## What is expected
Reproduce the material in full, unchanged.

[Saved entries]
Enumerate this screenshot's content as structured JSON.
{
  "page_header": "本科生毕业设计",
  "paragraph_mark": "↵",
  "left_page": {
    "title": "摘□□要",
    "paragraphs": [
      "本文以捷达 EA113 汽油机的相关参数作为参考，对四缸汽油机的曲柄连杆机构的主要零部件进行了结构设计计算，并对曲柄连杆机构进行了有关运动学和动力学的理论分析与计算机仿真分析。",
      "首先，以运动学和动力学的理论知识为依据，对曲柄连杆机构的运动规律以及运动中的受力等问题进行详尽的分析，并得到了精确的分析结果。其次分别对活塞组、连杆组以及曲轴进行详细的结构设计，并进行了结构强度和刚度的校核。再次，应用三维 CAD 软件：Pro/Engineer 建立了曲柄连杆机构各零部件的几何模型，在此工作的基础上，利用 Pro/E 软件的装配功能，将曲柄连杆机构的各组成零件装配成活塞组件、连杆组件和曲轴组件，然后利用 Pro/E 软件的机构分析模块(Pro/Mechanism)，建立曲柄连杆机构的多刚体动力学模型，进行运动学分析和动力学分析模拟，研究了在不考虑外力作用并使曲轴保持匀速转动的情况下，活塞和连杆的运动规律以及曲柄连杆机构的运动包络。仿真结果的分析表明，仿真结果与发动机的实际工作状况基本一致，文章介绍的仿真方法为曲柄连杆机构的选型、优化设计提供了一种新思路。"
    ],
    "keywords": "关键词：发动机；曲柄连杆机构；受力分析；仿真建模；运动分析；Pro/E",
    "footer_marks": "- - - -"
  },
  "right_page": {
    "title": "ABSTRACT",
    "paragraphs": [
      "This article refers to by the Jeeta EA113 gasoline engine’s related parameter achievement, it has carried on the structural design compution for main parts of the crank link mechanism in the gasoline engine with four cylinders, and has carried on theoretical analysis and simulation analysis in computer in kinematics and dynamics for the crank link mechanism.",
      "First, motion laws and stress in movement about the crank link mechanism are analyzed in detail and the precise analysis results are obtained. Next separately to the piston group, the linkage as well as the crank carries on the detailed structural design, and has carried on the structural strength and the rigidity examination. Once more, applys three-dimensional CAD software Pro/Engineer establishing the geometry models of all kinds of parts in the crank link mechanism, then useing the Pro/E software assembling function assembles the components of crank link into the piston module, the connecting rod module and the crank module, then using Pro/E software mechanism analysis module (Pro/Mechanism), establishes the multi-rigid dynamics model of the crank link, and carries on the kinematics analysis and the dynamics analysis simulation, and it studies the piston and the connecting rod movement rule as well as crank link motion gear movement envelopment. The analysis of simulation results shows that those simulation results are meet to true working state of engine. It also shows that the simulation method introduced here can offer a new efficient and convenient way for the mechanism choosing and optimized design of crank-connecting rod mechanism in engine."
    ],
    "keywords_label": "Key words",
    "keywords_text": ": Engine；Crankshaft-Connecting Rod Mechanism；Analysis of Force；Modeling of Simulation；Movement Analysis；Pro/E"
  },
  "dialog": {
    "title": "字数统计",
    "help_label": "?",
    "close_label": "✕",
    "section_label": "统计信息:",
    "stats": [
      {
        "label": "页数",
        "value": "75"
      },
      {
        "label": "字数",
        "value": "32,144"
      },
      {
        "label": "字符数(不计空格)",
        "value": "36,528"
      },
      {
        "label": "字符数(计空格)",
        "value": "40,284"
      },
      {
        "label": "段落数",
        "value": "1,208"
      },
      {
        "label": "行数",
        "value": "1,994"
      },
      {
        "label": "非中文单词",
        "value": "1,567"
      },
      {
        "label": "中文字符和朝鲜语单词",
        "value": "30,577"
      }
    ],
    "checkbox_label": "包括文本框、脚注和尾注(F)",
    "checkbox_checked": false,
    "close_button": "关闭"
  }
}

## Problem solution
Enumerate this screenshot's content as structured JSON.
{
  "page_header": "本科生毕业设计",
  "paragraph_mark": "↵",
  "left_page": {
    "title": "摘□□要",
    "paragraphs": [
      "本文以捷达 EA113 汽油机的相关参数作为参考，对四缸汽油机的曲柄连杆机构的主要零部件进行了结构设计计算，并对曲柄连杆机构进行了有关运动学和动力学的理论分析与计算机仿真分析。",
      "首先，以运动学和动力学的理论知识为依据，对曲柄连杆机构的运动规律以及运动中的受力等问题进行详尽的分析，并得到了精确的分析结果。其次分别对活塞组、连杆组以及曲轴进行详细的结构设计，并进行了结构强度和刚度的校核。再次，应用三维 CAD 软件：Pro/Engineer 建立了曲柄连杆机构各零部件的几何模型，在此工作的基础上，利用 Pro/E 软件的装配功能，将曲柄连杆机构的各组成零件装配成活塞组件、连杆组件和曲轴组件，然后利用 Pro/E 软件的机构分析模块(Pro/Mechanism)，建立曲柄连杆机构的多刚体动力学模型，进行运动学分析和动力学分析模拟，研究了在不考虑外力作用并使曲轴保持匀速转动的情况下，活塞和连杆的运动规律以及曲柄连杆机构的运动包络。仿真结果的分析表明，仿真结果与发动机的实际工作状况基本一致，文章介绍的仿真方法为曲柄连杆机构的选型、优化设计提供了一种新思路。"
    ],
    "keywords": "关键词：发动机；曲柄连杆机构；受力分析；仿真建模；运动分析；Pro/E",
    "footer_marks": "- - - -"
  },
  "right_page": {
    "title": "ABSTRACT",
    "paragraphs": [
      "This article refers to by the Jeeta EA113 gasoline engine’s related parameter achievement, it has carried on the structural design compution for main parts of the crank link mechanism in the gasoline engine with four cylinders, and has carried on theoretical analysis and simulation analysis in computer in kinematics and dynamics for the crank link mechanism.",
      "First, motion laws and stress in movement about the crank link mechanism are analyzed in detail and the precise analysis results are obtained. Next separately to the piston group, the linkage as well as the crank carries on the detailed structural design, and has carried on the structural strength and the rigidity examination. Once more, applys three-dimensional CAD software Pro/Engineer establishing the geometry models of all kinds of parts in the crank link mechanism, then useing the Pro/E software assembling function assembles the components of crank link into the piston module, the connecting rod module and the crank module, then using Pro/E software mechanism analysis module (Pro/Mechanism), establishes the multi-rigid dynamics model of the crank link, and carries on the kinematics analysis and the dynamics analysis simulation, and it studies the piston and the connecting rod movement rule as well as crank link motion gear movement envelopment. The analysis of simulation results shows that those simulation results are meet to true working state of engine. It also shows that the simulation method introduced here can offer a new efficient and convenient way for the mechanism choosing and optimized design of crank-connecting rod mechanism in engine."
    ],
    "keywords_label": "Key words",
    "keywords_text": ": Engine；Crankshaft-Connecting Rod Mechanism；Analysis of Force；Modeling of Simulation；Movement Analysis；Pro/E"
  },
  "dialog": {
    "title": "字数统计",
    "help_label": "?",
    "close_label": "✕",
    "section_label": "统计信息:",
    "stats": [
      {
        "label": "页数",
        "value": "75"
      },
      {
        "label": "字数",
        "value": "32,144"
      },
      {
        "label": "字符数(不计空格)",
        "value": "36,528"
      },
      {
        "label": "字符数(计空格)",
        "value": "40,284"
      },
      {
        "label": "段落数",
        "value": "1,208"
      },
      {
        "label": "行数",
        "value": "1,994"
      },
      {
        "label": "非中文单词",
        "value": "1,567"
      },
      {
        "label": "中文字符和朝鲜语单词",
        "value": "30,577"
      }
    ],
    "checkbox_label": "包括文本框、脚注和尾注(F)",
    "checkbox_checked": false,
    "close_button": "关闭"
  }
}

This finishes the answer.